__Directions__. Look through the material below. Copy every line with the string "image" in it.

__Dataset entries__.
— START —
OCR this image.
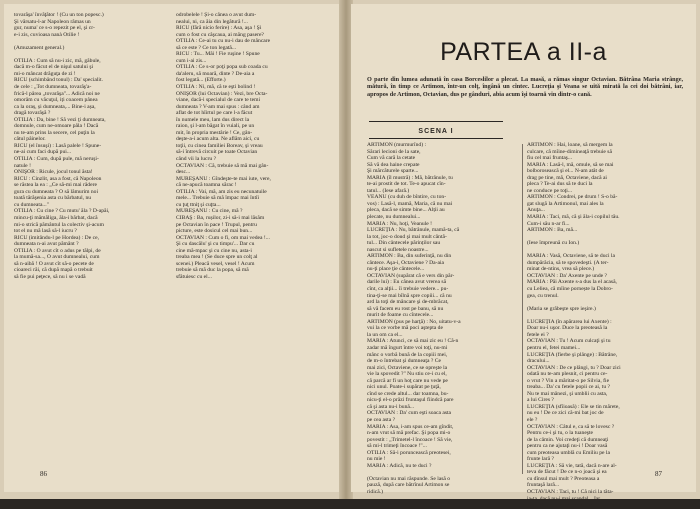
tovarăşa' învăţător ! (Cu un ton popesc.)

Şi vărsatu-l-ar Napoleon rămas un

gur, numa' ce s-o repezit pe el, şi cr-

e-i zis, cuvioasa nanà Otilie !

(Amuzament general.)

OTILIA : Cum să nu-i zic, mă, gâbule,

dacă m-o făcut el de nişul satului şi

mi-o mâncat drăguţa de zi !

RICU (schimbând tonul) : Da' specialit.

de cele : „Tot dumneata, tovarăş'a-

frică-l pârea „tovarăşa"... Adică noi ne

omorâm cu văcuţul, iți coacem pânea

ca la oraș, și dumneata,... Bine-i așa,

dragă tovarăşă ?

OTILIA : Da, bine ! Să vezi ţi dumneata,

domnule, cum ne-omoare pâla ! Dacă

nu te-am prins la secere, cel puţin la

câtul pâinelor.

RICU (el însuşi) : Lasă palele ! Spune-

ne-ai cum faci după pui...

OTILIA : Cum, după pule, mă neruşi-

natule !

ONIŞOR : Ricule, jocul tonul ăsta!

RICU : Cinzlit, asa a fost, că Napoleon

se răstea la ea : „Ce să-mi mai râdere

gura cu dumneata ? O să lămurim noi

toată tărăşenia asta cu bărbatul, nu

cu dumneata..."

OTILIA : Cu cine ? Cu mutu' ăla ? D-apăi,

mincu-ţi mămăliga, ăla-i bărbat, dacă

mi-o strică pământul la colectiv şi-acum

tot el nu mă lasă să-l iucru ?

RICU (imitându-l pe Hordea) : De ce,

dumneata n-ai avut pământ ?

OTILIA : O avut cît o adus pe tălpi, de

la mumă-sa..., O avut dumnealui, cum

să n-aibă ! O avut cît să-o pecete de

cioareci răi, că după mapă o trebuit

să fie pui peţece, să nu i se vadă

odrobelele ! Și-o cânea o avut dum-

nealui, ni, ca ăia din legătură !...

RICU (fără nicio ferire) : Asa, aşa ! Şi

cum o fost cu câşcaua, ai măng pasere?

OTILIA : Ce-ai tu cu nu-i dau de mâncare

să ce este ? Ce ton legată...

RICU : Tu... Măi ! Fie ruşine ! Spune

cum i-ai zis...

OTILIA : Ce s-or poţi popa sub coada cu

da'aleru, să moară, dinte ? De-aia a

fost legată... (Efforte.)

OTILIA : Ni, mă, că te eşti bolind !

ONIŞOR (lui Octavian) : Vezi, bre Octa-

viane, dacă-i specialul de care te temi

dumneata ? V-am mai spus : când am

aflat de tot hîirtul pe care l-a făcut

în numele meu, lam dus direct la

raion, şi l-am băgat în vuiali, pe un

mit, în propria mestârie ! Ce, gân-

deşte-a-i acum alta. Ne aflăm aici, cu

toţii, cu cinea familiei Boreav, şi vreau

să-i întrevă circuit pe toate Octavian

când vii la lucru ?

OCTAVIAN : Că, trebuie să mă mai gân-

desc...

MUREŞANU : Gîndeşte-te mai iute, vere,

că ne-apucă toamna sărac !

OTILIA : Vai, mă, am zis eu necunatuile

mele... Trebuie să mă împac mai întîi

cu ţuţ ttniţ şi cuţta...

MUREŞANU : Cu cine, mă ?

CIBAŞ : Ba, rușilor, zi-i să-i mai lăsăm

pe Octavian în pace ! Trupul, pentru

picture, este dosicul cel mai bun...

OCTAVIAN : Cum o fi, om mai vedea !...

Şi cu dascălu' şi cu timpu'... Dar cu

cine mă-mpac şi cu cine nu, asta-i

treaba mea ! (Se duce spre un colţ al

scenei.) Pleacă vesel, vesel ! Acum

trebuie să mă duc la popa, să mă

sfătuiesc cu el...

86
PARTEA a II-a

O parte din lumea adunată în casa Borceslilor a plecat. La masă, a rămas singur Octavian. Bătrâna Maria strânge, mătură, în timp ce Artimon, într-un colţ, îngână un cîntec. Lucreţia şi Veana se uită mirată la cei doi bătrâni, iar, apropos de Artimon, Octavian, dus pe gânduri, abia acum îşi toarnă vin dintr-o cană.

SCENA I

ARTIMON (murmurînd) :

Sărari lecioni de la sate,

Cum vă cară la cetate

Să vă dea haine crepate

Şi mărcăturele sparte...

MARIA (îl mustră) : Mă, bătrânule, tu

te-ai prostit de tot. Te-o apucat cîn-

tatul... (Iese afară.)

VEANU (cu duh de bîntire, cu ton-

vos) : Lasă-l, mamă, Maria, că nu mai

pleca, dacă se simte bine... Alții au

plecate, nu dumnealui...

MARIA : Nu, hoţi, Veanule !

LUCREŢIA : Nu, bătrânule, mamă-ta, că

la tot, joc-o doud şi mai mult cântă-

tul... Din cântecele părinților sau

nascut si sufletele noastre...

ARTIMON : Ba, din suferinţă, nu din

cântece. Aşa-i, Octaviene ? Da-aia

nu-ţi place ţie cântecele...

OCTAVIAN (supărat că e vers din păr-

darile lui) : Eu cânea avut vrerea să

cînt, ca alţii... îi trebuie vedere... pu-

tina-ţi-se mai bîlnă spre copiii... că nu

ard la toţi de mâncare şi de-mbrăcat,

să vă facem eu rost pe banu, să nu

murit de foame cu cîntecele...

ARTIMON (pus pe harţă) : No, uitatu-v-a

vui la ce vorbe mă poci aştepta de

la un om ca el...

MARIA : Atunci, ce să mai zic eu ! Că-n

zadar mă îngurt între voi toţi, nu-mi

mânc o vorbă bună de la copiii mei,

de m-o întrebat şi dumneaţa ? Ce

mai zici, Octaviene, ce se opreşte la

vie la spovedit ?" Nu stiu ce-i cu el,

că parcă ar fi un hoţ care nu vede pe

nici unul. Poate-i supărat pe ţuţă,

cînd se crede altul... dar toamna, bu-

nicu-ţi el-o prâzi fruntaşul fiindcă pare

că şi asta nu-i bună...

OCTAVIAN : Da' cum eşti soaca asta

pe cea asta ?

MARIA : Asa, i-am spus ce-am gîndit,

n-am vrut să mă prefac. Şi popa mi-o

povestit : „Trimetel-l încoace ! Să vie,

să mi-l trimeţi încoace !"...

OTILIA : Să-i poruncească preotesei,

nu mie !

MARIA : Adică, nu te duci ?

(Octavian nu mai răspunde. Se lasă o

pauză, după care bătrînul Artimon se

ridică.)

ARTIMON : Hai, loane, să mergem la

culcare, că mîine-dimineaţă trebuie să

fiu cel mai fruntaş...

MARIA : Lasă-l, mă, omule, să se mai

bolborosească şi el... N-am atât de

drag pe tine, mă, Octaviene, dacă ai

pleca ? Te-ai dus să te duci la

ne conduce pe toţi...

ARTIMON : Condrei, pe drum ! S-o bă-

gat slugă la Artimonul, mai ales la

Anuţa...

MARIA : Taci, mă, că şi ăla-i copilul tău.

Cum-i său n-ar fi...

ARTIMON : Ba, mă...

(Iese împreună cu Ion.)

MARIA : Vasă, Octaviene, să te duci la

dumpărăcia, să te spovedeşti. (A ter-

minat de-ntins, vrea să plece.)

OCTAVIAN : Da' Axente pe unde ?

MARIA : Păi Axente s-a dus la el acasă,

cu Leliea, că mîine pornește la Dobro-

gea, cu trenul.

(Maria se grăbeşte spre ieşire.)

LUCREŢIA (în apărarea lui Axente) :

Doar nu-i uşor. Duce la preoteasă la

fetele ei ?

OCTAVIAN : Tu ! Acum culcaţi şi tu

pentru el, fetei mamei...

LUCREŢIA (fierbe şi plânge) : Bătrâne,

dracului...

OCTAVIAN : De ce plângi, tu ? Doar zici

odată nu te-am plesnit, ci pentru ce-

o vrut ? Vin a măritat-o pe Silvia, fie

treaba... Da' cu fetele popii ce ai, tu ?

Nu te mai mânezi, şi umblii cu asta,

a lui Cires ?

LUCREŢIA (sfîioasă) : Ele se tin mărete,

nu eu ! De ce zici că-mi bat joc de

ele ?

OCTAVIAN : Câtul e, ca să te lovesc ?

Pentru ce-i şi tu, o la tuaneşte

de la câmin. Voi credeţi că dumneaţi

pentru ca ne ajutaţi nu-i ! Doar vasă

cum preoteasa umblă cu Emiliu pe la

frunte lară ?

LUCREŢIA : Să vie, tată, dacă n-are al-

teva de făcut ! De ce n-o joacă şi ea

cu dînsul mai mult ? Preoteasa a

fruntaşă lară...

OCTAVIAN : Taci, tu ! Că nici la tăta-

ia-ta, dacă nu-i mai scandal... Iar

Lucreţia să fugă de fratele tău...

87
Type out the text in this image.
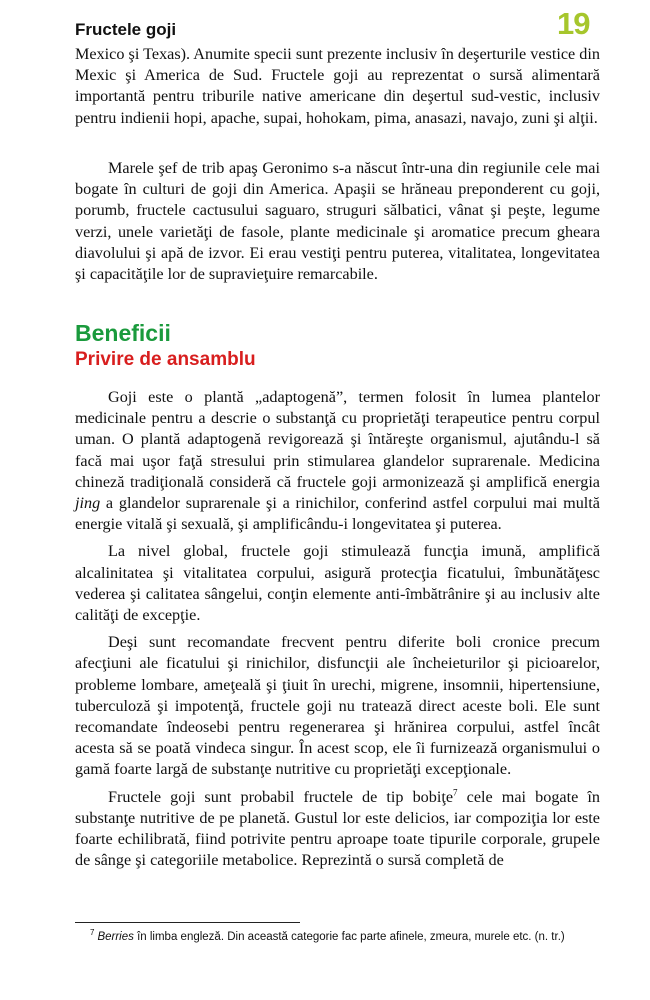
Fructele goji	19

Mexico şi Texas). Anumite specii sunt prezente inclusiv în deşerturile vestice din Mexic şi America de Sud. Fructele goji au reprezentat o sursă alimentară importantă pentru triburile native americane din deşertul sud-vestic, inclusiv pentru indienii hopi, apache, supai, hohokam, pima, anasazi, navajo, zuni şi alţii.

Marele şef de trib apaş Geronimo s-a născut într-una din regiunile cele mai bogate în culturi de goji din America. Apaşii se hrăneau preponderent cu goji, porumb, fructele cactusului saguaro, struguri sălbatici, vânat şi peşte, legume verzi, unele varietăţi de fasole, plante medicinale şi aromatice precum gheara diavolului şi apă de izvor. Ei erau vestiţi pentru puterea, vitalitatea, longevitatea şi capacităţile lor de supravieţuire remarcabile.

Beneficii
Privire de ansamblu

Goji este o plantă „adaptogenă”, termen folosit în lumea plantelor medicinale pentru a descrie o substanţă cu proprietăţi terapeutice pentru corpul uman. O plantă adaptogenă revigorează şi întăreşte organismul, ajutându-l să facă mai uşor faţă stresului prin stimularea glandelor suprarenale. Medicina chineză tradiţională consideră că fructele goji armonizează şi amplifică energia jing a glandelor suprarenale şi a rinichilor, conferind astfel corpului mai multă energie vitală şi sexuală, şi amplificându-i longevitatea şi puterea.

La nivel global, fructele goji stimulează funcţia imună, amplifică alcalinitatea şi vitalitatea corpului, asigură protecţia ficatului, îmbunătăţesc vederea şi calitatea sângelui, conţin elemente anti-îmbătrânire şi au inclusiv alte calităţi de excepţie.

Deşi sunt recomandate frecvent pentru diferite boli cronice precum afecţiuni ale ficatului şi rinichilor, disfuncţii ale încheieturilor şi picioarelor, probleme lombare, ameţeală şi ţiuit în urechi, migrene, insomnii, hipertensiune, tuberculoză şi impotenţă, fructele goji nu tratează direct aceste boli. Ele sunt recomandate îndeosebi pentru regenerarea şi hrănirea corpului, astfel încât acesta să se poată vindeca singur. În acest scop, ele îi furnizează organismului o gamă foarte largă de substanţe nutritive cu proprietăţi excepţionale.

Fructele goji sunt probabil fructele de tip bobiţe$^7$ cele mai bogate în substanţe nutritive de pe planetă. Gustul lor este delicios, iar compoziţia lor este foarte echilibrată, fiind potrivite pentru aproape toate tipurile corporale, grupele de sânge şi categoriile metabolice. Reprezintă o sursă completă de

$^7$ Berries în limba engleză. Din această categorie fac parte afinele, zmeura, murele etc. (n. tr.)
— END —
__Exercise response__.
OCR this image.
Type out the text in this image.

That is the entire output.